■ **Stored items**
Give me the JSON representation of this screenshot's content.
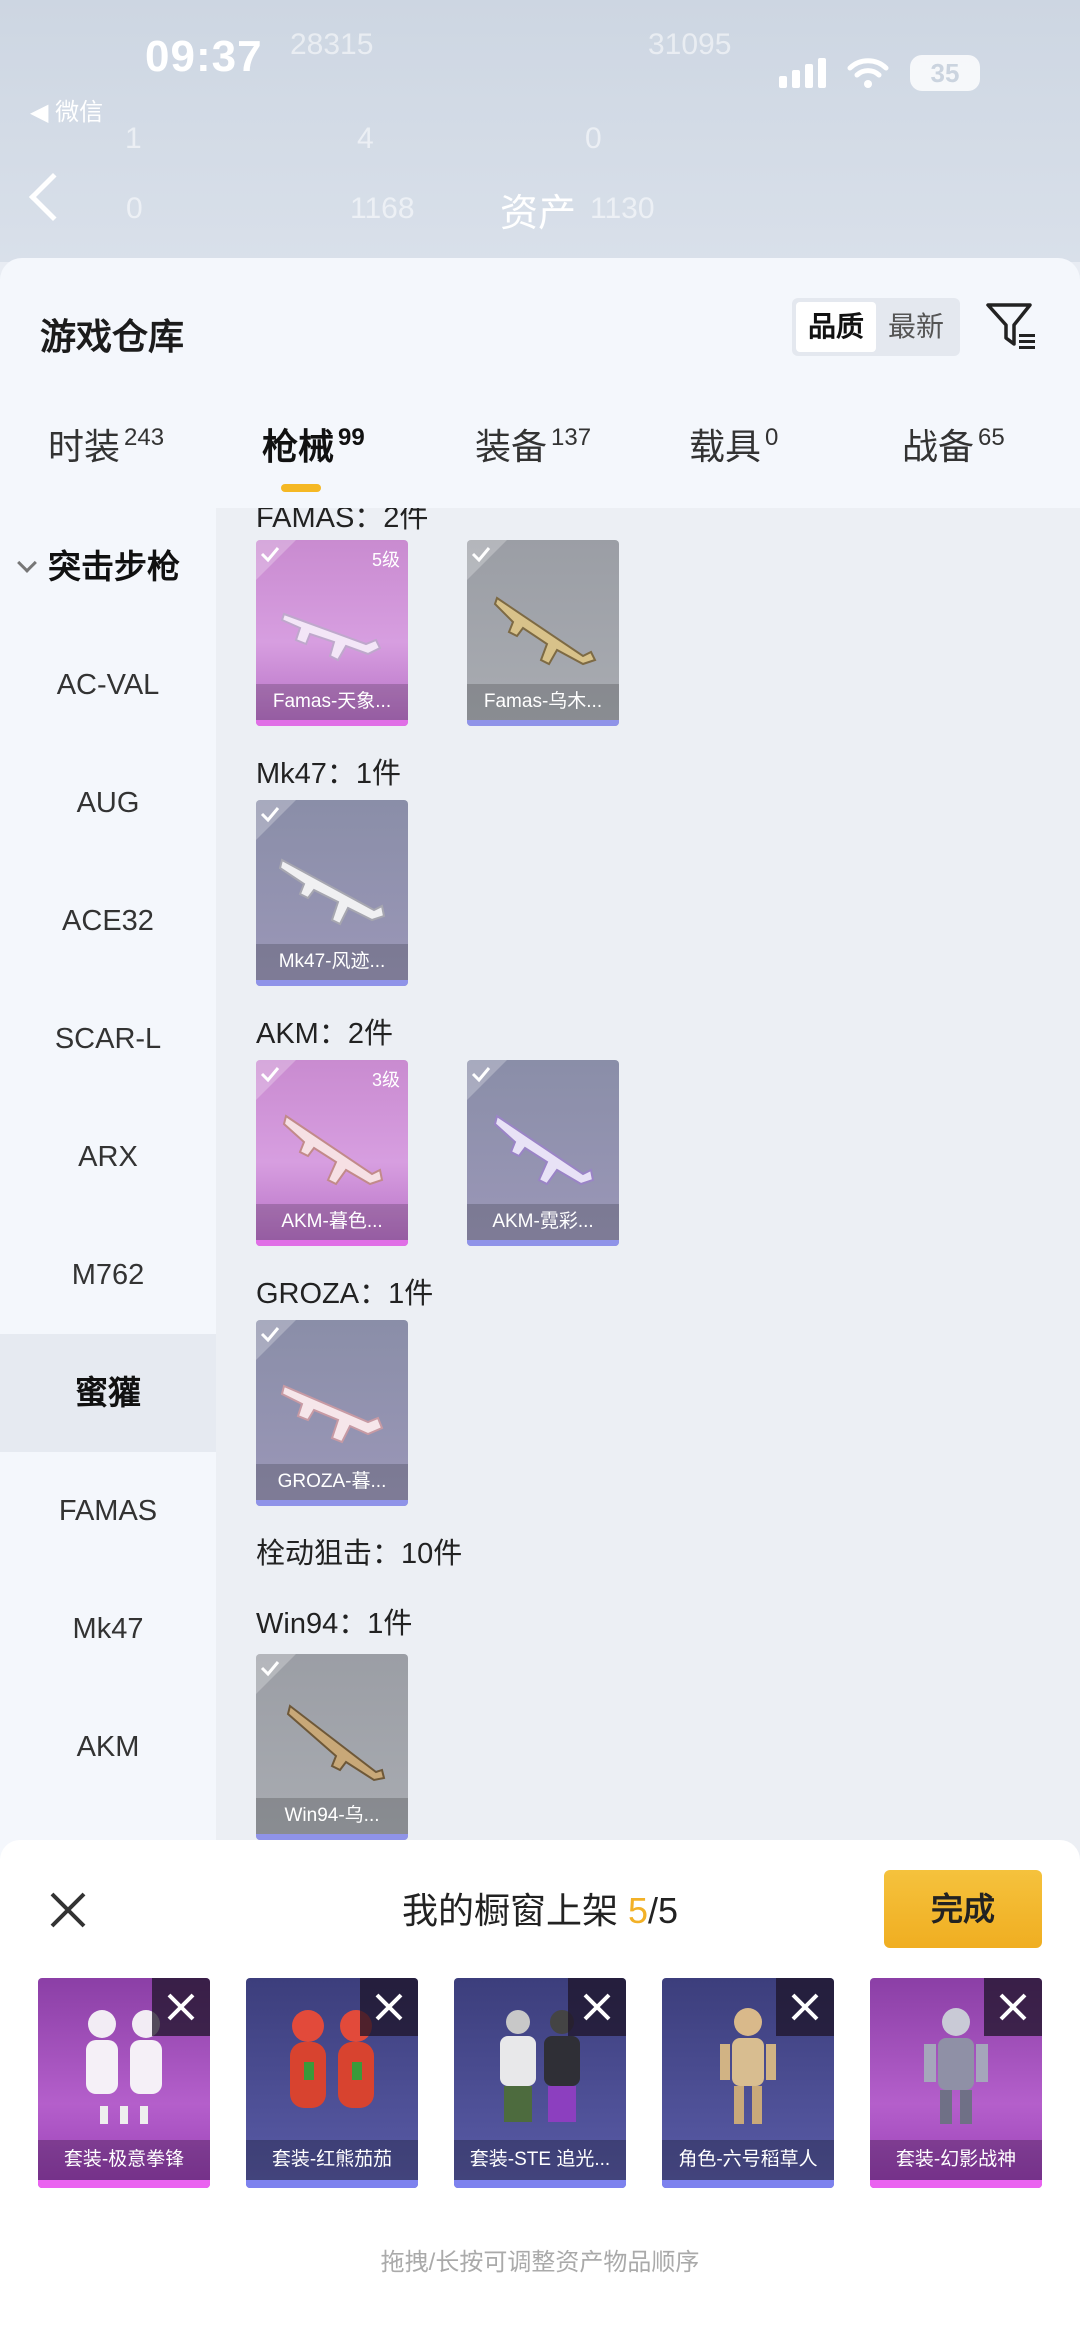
{
  "status": {
    "time": "09:37",
    "back_app": "◀ 微信",
    "battery": "35"
  },
  "page": {
    "title": "资产",
    "ghost_numbers": [
      "28315",
      "31095",
      "1",
      "4",
      "0",
      "0",
      "1168",
      "1130"
    ]
  },
  "warehouse": {
    "title": "游戏仓库",
    "sort": {
      "quality": "品质",
      "newest": "最新"
    },
    "tabs": [
      {
        "label": "时装",
        "count": "243"
      },
      {
        "label": "枪械",
        "count": "99"
      },
      {
        "label": "装备",
        "count": "137"
      },
      {
        "label": "载具",
        "count": "0"
      },
      {
        "label": "战备",
        "count": "65"
      }
    ],
    "categories": [
      "突击步枪",
      "AC-VAL",
      "AUG",
      "ACE32",
      "SCAR-L",
      "ARX",
      "M762",
      "蜜獾",
      "FAMAS",
      "Mk47",
      "AKM"
    ],
    "groups": [
      {
        "label": "FAMAS：2件",
        "items": [
          {
            "name": "Famas-天象...",
            "level": "5级"
          },
          {
            "name": "Famas-乌木..."
          }
        ]
      },
      {
        "label": "Mk47：1件",
        "items": [
          {
            "name": "Mk47-风迹..."
          }
        ]
      },
      {
        "label": "AKM：2件",
        "items": [
          {
            "name": "AKM-暮色...",
            "level": "3级"
          },
          {
            "name": "AKM-霓彩..."
          }
        ]
      },
      {
        "label": "GROZA：1件",
        "items": [
          {
            "name": "GROZA-暮..."
          }
        ]
      },
      {
        "label": "栓动狙击：10件"
      },
      {
        "label": "Win94：1件",
        "items": [
          {
            "name": "Win94-乌..."
          }
        ]
      }
    ]
  },
  "shelf": {
    "title_prefix": "我的橱窗上架 ",
    "count": "5",
    "total": "/5",
    "done": "完成",
    "items": [
      "套装-极意拳锋",
      "套装-红熊茄茄",
      "套装-STE 追光...",
      "角色-六号稻草人",
      "套装-幻影战神"
    ],
    "hint": "拖拽/长按可调整资产物品顺序"
  },
  "colors": {
    "accent": "#f5b824",
    "pink_rarity": "#e06fe6",
    "blue_rarity": "#8f93e8"
  }
}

■ **What to do**
Report every line containing the word "count" from the listing above.

■ **Written reply**
        "count": "243"
        "count": "99"
        "count": "137"
        "count": "0"
        "count": "65"
    "count": "5",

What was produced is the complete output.